Given instruction ▸ Retype every line of the data below, keeping each character and line break unchanged.

The input ▸
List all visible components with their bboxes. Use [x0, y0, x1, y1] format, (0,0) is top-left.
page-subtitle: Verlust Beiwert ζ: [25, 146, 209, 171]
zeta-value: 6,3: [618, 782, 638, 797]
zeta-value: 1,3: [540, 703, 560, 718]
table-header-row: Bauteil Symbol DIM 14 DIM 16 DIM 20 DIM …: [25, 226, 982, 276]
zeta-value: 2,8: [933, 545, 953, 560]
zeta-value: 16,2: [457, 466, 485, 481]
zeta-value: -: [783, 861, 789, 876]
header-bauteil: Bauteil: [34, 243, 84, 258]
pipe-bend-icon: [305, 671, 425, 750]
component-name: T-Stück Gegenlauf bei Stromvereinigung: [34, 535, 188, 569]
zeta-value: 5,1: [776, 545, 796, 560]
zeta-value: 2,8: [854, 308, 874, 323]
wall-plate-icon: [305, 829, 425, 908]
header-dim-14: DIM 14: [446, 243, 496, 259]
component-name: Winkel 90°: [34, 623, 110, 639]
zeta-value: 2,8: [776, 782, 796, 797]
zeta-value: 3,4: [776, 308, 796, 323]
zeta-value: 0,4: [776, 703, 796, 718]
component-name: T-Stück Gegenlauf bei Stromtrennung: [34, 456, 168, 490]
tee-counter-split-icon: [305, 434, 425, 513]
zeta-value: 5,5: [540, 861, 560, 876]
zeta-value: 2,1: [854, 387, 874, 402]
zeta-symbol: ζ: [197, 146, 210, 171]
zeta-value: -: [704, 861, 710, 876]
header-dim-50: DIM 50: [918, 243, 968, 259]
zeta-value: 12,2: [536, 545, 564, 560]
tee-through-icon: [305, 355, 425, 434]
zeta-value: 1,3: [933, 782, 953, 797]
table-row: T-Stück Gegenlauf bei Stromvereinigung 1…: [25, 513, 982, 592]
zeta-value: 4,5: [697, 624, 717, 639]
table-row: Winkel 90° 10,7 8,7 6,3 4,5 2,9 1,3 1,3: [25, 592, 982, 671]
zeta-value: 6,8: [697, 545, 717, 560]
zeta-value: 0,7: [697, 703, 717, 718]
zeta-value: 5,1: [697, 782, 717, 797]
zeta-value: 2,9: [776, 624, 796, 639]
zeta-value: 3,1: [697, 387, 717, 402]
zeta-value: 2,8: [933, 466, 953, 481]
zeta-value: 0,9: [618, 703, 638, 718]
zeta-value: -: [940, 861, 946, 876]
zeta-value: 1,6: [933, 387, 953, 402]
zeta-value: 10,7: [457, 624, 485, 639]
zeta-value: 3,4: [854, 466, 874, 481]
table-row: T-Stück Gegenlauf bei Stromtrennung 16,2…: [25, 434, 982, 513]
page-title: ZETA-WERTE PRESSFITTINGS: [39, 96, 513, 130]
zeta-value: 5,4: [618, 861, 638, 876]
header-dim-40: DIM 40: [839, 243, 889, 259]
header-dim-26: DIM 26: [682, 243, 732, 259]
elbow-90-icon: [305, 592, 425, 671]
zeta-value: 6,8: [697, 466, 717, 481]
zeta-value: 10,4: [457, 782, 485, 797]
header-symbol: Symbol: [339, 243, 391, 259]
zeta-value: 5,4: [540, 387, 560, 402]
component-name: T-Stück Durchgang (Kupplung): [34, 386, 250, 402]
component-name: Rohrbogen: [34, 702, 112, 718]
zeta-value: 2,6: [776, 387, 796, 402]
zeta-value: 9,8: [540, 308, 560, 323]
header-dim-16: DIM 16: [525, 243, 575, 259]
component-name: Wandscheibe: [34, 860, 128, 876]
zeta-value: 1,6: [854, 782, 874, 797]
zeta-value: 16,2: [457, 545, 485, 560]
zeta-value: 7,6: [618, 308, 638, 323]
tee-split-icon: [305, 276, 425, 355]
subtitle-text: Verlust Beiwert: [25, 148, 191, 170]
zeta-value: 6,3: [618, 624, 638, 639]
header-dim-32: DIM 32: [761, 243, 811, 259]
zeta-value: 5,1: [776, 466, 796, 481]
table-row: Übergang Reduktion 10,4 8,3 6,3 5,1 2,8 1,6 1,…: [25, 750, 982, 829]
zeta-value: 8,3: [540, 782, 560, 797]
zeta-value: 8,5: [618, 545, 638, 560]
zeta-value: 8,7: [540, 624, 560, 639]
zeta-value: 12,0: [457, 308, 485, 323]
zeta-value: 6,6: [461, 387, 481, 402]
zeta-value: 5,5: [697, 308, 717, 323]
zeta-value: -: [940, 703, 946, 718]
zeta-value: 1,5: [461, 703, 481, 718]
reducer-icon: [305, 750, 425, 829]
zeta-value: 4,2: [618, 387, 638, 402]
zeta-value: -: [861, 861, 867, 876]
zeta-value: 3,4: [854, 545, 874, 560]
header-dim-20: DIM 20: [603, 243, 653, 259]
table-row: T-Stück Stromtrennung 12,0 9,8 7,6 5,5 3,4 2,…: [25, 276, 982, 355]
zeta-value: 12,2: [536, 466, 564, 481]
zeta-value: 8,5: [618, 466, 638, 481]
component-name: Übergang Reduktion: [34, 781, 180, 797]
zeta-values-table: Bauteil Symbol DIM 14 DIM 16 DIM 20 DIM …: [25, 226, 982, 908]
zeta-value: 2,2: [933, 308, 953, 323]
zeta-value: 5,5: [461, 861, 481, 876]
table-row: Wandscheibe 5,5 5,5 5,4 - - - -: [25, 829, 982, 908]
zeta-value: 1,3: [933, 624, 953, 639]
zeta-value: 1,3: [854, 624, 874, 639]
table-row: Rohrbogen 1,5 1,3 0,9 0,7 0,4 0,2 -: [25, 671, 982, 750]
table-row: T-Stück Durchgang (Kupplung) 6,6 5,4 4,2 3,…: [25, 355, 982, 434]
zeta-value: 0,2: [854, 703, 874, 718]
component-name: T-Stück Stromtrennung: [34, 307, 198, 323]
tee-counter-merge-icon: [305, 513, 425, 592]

Solution for this exercise ▸
List all visible components with their bboxes. Use [x0, y0, x1, y1] format, (0,0) is top-left.
page-subtitle: Verlust Beiwert ζ: [25, 146, 209, 171]
zeta-value: 6,3: [618, 782, 638, 797]
zeta-value: 1,3: [540, 703, 560, 718]
table-header-row: Bauteil Symbol DIM 14 DIM 16 DIM 20 DIM …: [25, 226, 982, 276]
zeta-value: 2,8: [933, 545, 953, 560]
zeta-value: 16,2: [457, 466, 485, 481]
zeta-value: -: [783, 861, 789, 876]
header-bauteil: Bauteil: [34, 243, 84, 258]
pipe-bend-icon: [305, 671, 425, 750]
component-name: T-Stück Gegenlauf bei Stromvereinigung: [34, 535, 188, 569]
zeta-value: 5,1: [776, 545, 796, 560]
zeta-value: 2,8: [854, 308, 874, 323]
wall-plate-icon: [305, 829, 425, 908]
header-dim-14: DIM 14: [446, 243, 496, 259]
component-name: Winkel 90°: [34, 623, 110, 639]
zeta-value: 2,8: [776, 782, 796, 797]
zeta-value: 3,4: [776, 308, 796, 323]
zeta-value: 0,4: [776, 703, 796, 718]
component-name: T-Stück Gegenlauf bei Stromtrennung: [34, 456, 168, 490]
tee-counter-split-icon: [305, 434, 425, 513]
zeta-value: 5,5: [540, 861, 560, 876]
zeta-value: 2,1: [854, 387, 874, 402]
zeta-symbol: ζ: [197, 146, 210, 171]
zeta-value: -: [704, 861, 710, 876]
header-dim-50: DIM 50: [918, 243, 968, 259]
zeta-value: 12,2: [536, 545, 564, 560]
tee-through-icon: [305, 355, 425, 434]
zeta-value: 1,3: [933, 782, 953, 797]
table-row: T-Stück Gegenlauf bei Stromvereinigung 1…: [25, 513, 982, 592]
zeta-value: 4,5: [697, 624, 717, 639]
table-row: Winkel 90° 10,7 8,7 6,3 4,5 2,9 1,3 1,3: [25, 592, 982, 671]
zeta-value: 6,8: [697, 545, 717, 560]
zeta-value: 0,7: [697, 703, 717, 718]
zeta-value: 5,1: [697, 782, 717, 797]
zeta-value: 2,9: [776, 624, 796, 639]
zeta-value: 3,1: [697, 387, 717, 402]
zeta-value: 2,8: [933, 466, 953, 481]
zeta-value: 0,9: [618, 703, 638, 718]
zeta-value: -: [940, 861, 946, 876]
zeta-value: 1,6: [933, 387, 953, 402]
zeta-value: 10,7: [457, 624, 485, 639]
zeta-value: 3,4: [854, 466, 874, 481]
table-row: T-Stück Gegenlauf bei Stromtrennung 16,2…: [25, 434, 982, 513]
page-title: ZETA-WERTE PRESSFITTINGS: [39, 96, 513, 130]
zeta-value: 5,4: [618, 861, 638, 876]
header-dim-40: DIM 40: [839, 243, 889, 259]
header-dim-26: DIM 26: [682, 243, 732, 259]
elbow-90-icon: [305, 592, 425, 671]
zeta-value: 6,8: [697, 466, 717, 481]
zeta-value: 10,4: [457, 782, 485, 797]
header-symbol: Symbol: [339, 243, 391, 259]
zeta-value: 5,4: [540, 387, 560, 402]
component-name: T-Stück Durchgang (Kupplung): [34, 386, 250, 402]
component-name: Rohrbogen: [34, 702, 112, 718]
zeta-value: 2,6: [776, 387, 796, 402]
zeta-value: 9,8: [540, 308, 560, 323]
header-dim-16: DIM 16: [525, 243, 575, 259]
component-name: Wandscheibe: [34, 860, 128, 876]
zeta-value: 1,6: [854, 782, 874, 797]
zeta-value: 16,2: [457, 545, 485, 560]
zeta-value: 7,6: [618, 308, 638, 323]
tee-split-icon: [305, 276, 425, 355]
subtitle-text: Verlust Beiwert: [25, 148, 191, 170]
zeta-value: 6,3: [618, 624, 638, 639]
header-dim-32: DIM 32: [761, 243, 811, 259]
zeta-value: 5,1: [776, 466, 796, 481]
table-row: Übergang Reduktion 10,4 8,3 6,3 5,1 2,8 1,6 1,…: [25, 750, 982, 829]
zeta-value: 8,3: [540, 782, 560, 797]
zeta-value: 8,5: [618, 545, 638, 560]
zeta-value: 8,7: [540, 624, 560, 639]
zeta-value: 12,0: [457, 308, 485, 323]
zeta-value: 6,6: [461, 387, 481, 402]
zeta-value: 5,5: [697, 308, 717, 323]
zeta-value: -: [940, 703, 946, 718]
zeta-value: 1,5: [461, 703, 481, 718]
reducer-icon: [305, 750, 425, 829]
zeta-value: 4,2: [618, 387, 638, 402]
zeta-value: -: [861, 861, 867, 876]
zeta-value: 3,4: [854, 545, 874, 560]
header-dim-20: DIM 20: [603, 243, 653, 259]
table-row: T-Stück Stromtrennung 12,0 9,8 7,6 5,5 3,4 2,…: [25, 276, 982, 355]
zeta-value: 12,2: [536, 466, 564, 481]
zeta-value: 8,5: [618, 466, 638, 481]
component-name: Übergang Reduktion: [34, 781, 180, 797]
zeta-values-table: Bauteil Symbol DIM 14 DIM 16 DIM 20 DIM …: [25, 226, 982, 908]
zeta-value: 2,2: [933, 308, 953, 323]
zeta-value: 5,5: [461, 861, 481, 876]
table-row: Wandscheibe 5,5 5,5 5,4 - - - -: [25, 829, 982, 908]
zeta-value: 1,3: [933, 624, 953, 639]
zeta-value: 1,3: [854, 624, 874, 639]
table-row: Rohrbogen 1,5 1,3 0,9 0,7 0,4 0,2 -: [25, 671, 982, 750]
table-row: T-Stück Durchgang (Kupplung) 6,6 5,4 4,2 3,…: [25, 355, 982, 434]
zeta-value: 0,2: [854, 703, 874, 718]
component-name: T-Stück Stromtrennung: [34, 307, 198, 323]
tee-counter-merge-icon: [305, 513, 425, 592]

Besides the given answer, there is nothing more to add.